* [WRITTEN REQUEST]: All of the data should be repeated exactly; pictures are not part of the copy.

--- start EXERCISE INPUT ---

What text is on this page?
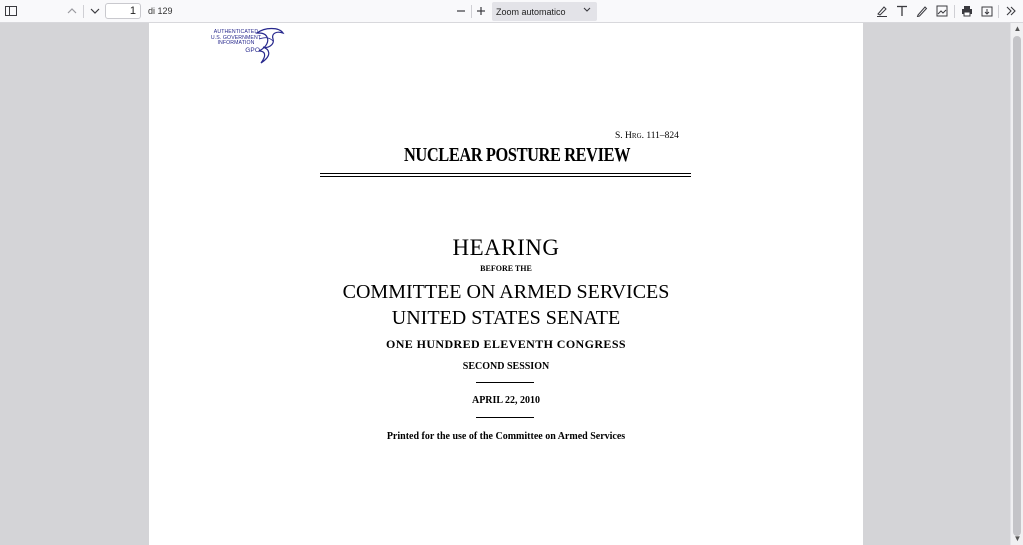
1
di 129	Zoom automatico
AUTHENTICATED
U.S. GOVERNMENT
INFORMATION
GPO
S. Hrg. 111–824
NUCLEAR POSTURE REVIEW
HEARING
BEFORE THE
COMMITTEE ON ARMED SERVICES
UNITED STATES SENATE
ONE HUNDRED ELEVENTH CONGRESS
SECOND SESSION
APRIL 22, 2010
Printed for the use of the Committee on Armed Services
▲
▼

--- end EXERCISE INPUT ---

* [RESULT FOR THIS TASK]:
What text is on this page?
1
di 129	Zoom automatico
AUTHENTICATED
U.S. GOVERNMENT
INFORMATION
GPO
S. Hrg. 111–824
NUCLEAR POSTURE REVIEW
HEARING
BEFORE THE
COMMITTEE ON ARMED SERVICES
UNITED STATES SENATE
ONE HUNDRED ELEVENTH CONGRESS
SECOND SESSION
APRIL 22, 2010
Printed for the use of the Committee on Armed Services
▲
▼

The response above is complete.